(WRITTEN EXERCISE) Identify every line containing the word "content" and reproduce each one.

— Start RECORDS SHOWN —

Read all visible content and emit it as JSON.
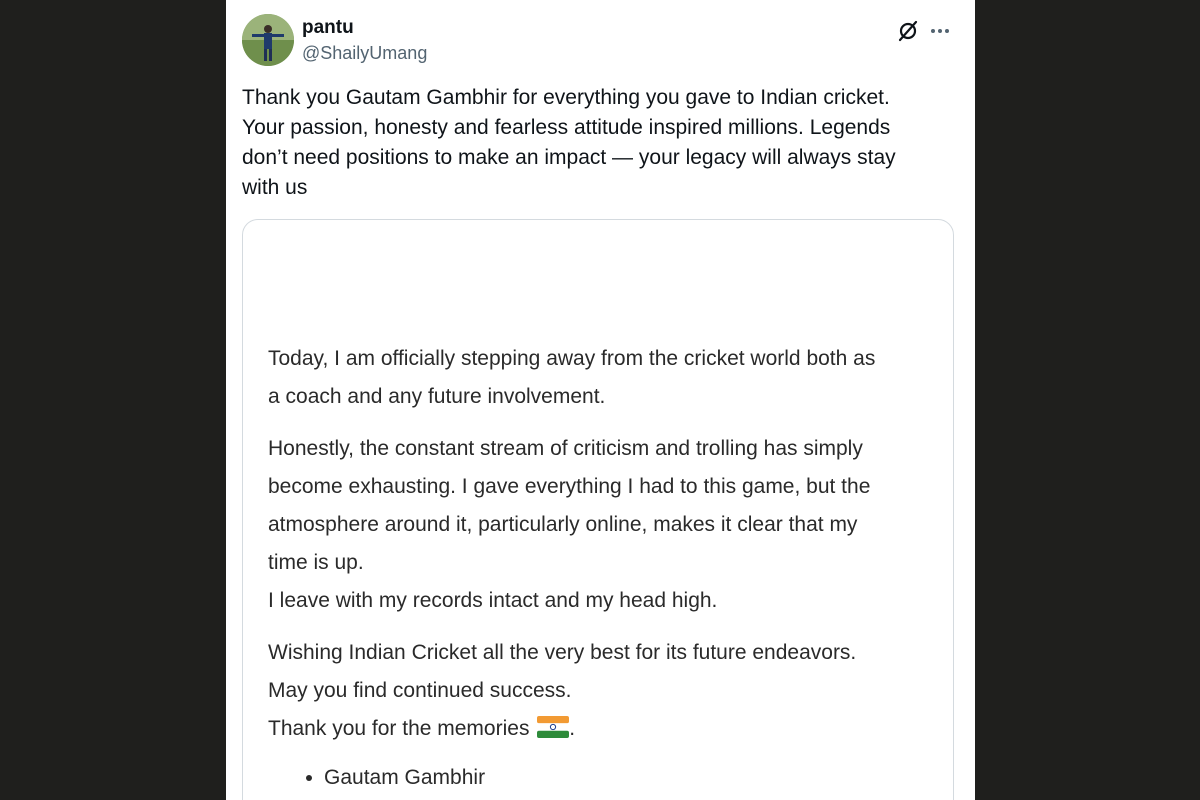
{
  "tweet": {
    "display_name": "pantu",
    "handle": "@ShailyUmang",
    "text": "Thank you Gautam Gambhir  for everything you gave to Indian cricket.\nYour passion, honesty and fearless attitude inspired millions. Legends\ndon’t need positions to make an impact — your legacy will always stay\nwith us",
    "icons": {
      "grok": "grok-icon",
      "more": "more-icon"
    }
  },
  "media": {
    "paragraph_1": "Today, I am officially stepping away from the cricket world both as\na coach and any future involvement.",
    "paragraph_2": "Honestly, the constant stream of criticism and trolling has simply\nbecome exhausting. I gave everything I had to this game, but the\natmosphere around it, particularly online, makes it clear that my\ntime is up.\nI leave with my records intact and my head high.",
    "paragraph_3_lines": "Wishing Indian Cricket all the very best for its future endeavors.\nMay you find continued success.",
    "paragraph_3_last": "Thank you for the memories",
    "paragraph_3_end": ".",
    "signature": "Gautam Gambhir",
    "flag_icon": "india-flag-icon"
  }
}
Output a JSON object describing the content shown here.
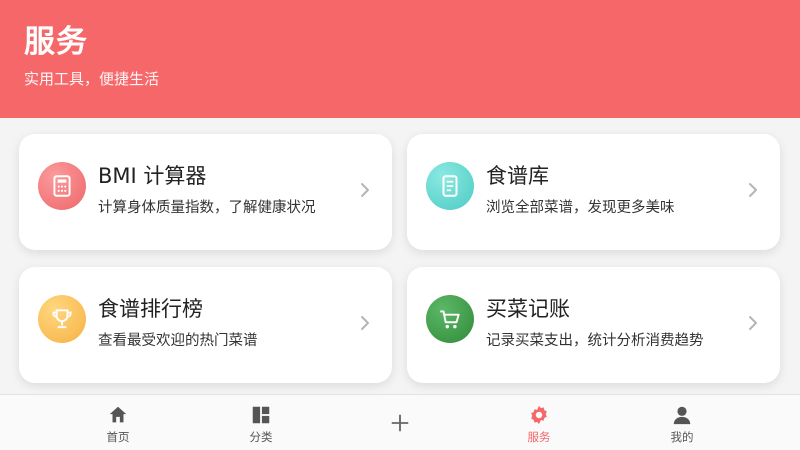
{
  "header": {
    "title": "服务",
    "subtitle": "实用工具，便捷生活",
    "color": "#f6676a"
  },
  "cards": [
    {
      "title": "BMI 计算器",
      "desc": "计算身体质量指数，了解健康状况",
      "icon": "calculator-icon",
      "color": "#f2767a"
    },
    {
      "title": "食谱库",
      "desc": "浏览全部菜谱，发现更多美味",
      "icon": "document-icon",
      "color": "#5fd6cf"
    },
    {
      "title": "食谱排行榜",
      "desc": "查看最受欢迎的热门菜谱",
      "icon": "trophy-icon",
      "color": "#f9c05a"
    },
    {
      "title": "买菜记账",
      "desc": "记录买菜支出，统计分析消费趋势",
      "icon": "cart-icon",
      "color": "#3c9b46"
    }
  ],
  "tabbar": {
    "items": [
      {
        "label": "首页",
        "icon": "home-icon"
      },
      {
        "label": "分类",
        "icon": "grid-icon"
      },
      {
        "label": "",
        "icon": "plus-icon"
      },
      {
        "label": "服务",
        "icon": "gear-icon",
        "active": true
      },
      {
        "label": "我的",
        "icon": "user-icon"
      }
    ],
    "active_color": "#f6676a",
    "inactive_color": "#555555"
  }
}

— End RECORDS SHOWN —
— Start RECORDS SHOWN —

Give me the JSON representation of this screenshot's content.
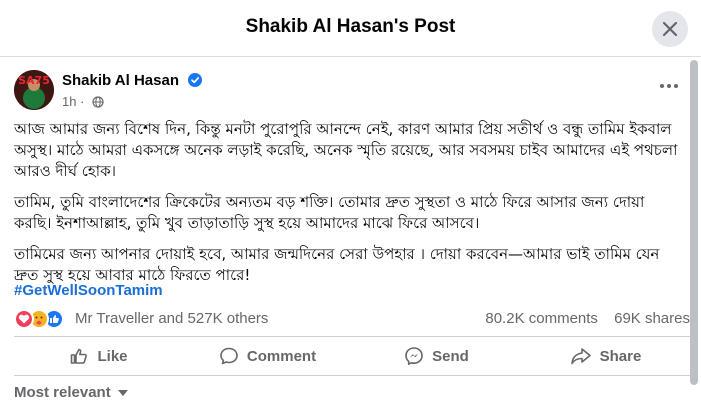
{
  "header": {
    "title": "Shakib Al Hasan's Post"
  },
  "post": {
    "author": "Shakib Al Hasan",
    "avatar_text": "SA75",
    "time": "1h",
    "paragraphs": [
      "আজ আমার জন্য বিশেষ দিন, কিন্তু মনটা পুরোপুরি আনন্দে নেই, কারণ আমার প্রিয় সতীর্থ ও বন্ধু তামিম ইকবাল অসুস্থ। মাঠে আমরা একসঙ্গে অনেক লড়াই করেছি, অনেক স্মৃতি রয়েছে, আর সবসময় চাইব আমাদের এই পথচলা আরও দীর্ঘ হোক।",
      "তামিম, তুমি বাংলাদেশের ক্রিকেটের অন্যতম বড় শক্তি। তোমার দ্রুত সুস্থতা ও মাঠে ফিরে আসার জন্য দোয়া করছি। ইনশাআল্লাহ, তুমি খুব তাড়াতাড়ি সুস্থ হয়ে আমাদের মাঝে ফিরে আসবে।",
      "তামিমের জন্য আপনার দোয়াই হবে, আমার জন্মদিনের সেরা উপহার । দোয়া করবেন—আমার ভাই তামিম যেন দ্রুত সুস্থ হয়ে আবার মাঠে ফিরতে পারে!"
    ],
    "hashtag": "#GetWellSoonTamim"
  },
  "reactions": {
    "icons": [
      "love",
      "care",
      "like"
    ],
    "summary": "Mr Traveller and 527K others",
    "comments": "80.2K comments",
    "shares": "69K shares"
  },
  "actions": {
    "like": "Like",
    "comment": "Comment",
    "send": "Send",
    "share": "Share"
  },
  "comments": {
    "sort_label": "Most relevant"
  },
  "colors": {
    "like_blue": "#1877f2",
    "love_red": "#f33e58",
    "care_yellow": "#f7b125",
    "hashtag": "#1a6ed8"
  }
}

— End RECORDS SHOWN —

(TASK RESPONSE)
Read all visible content and emit it as JSON.
Output a JSON object describing the content shown here.
Give me the JSON representation of this screenshot's content.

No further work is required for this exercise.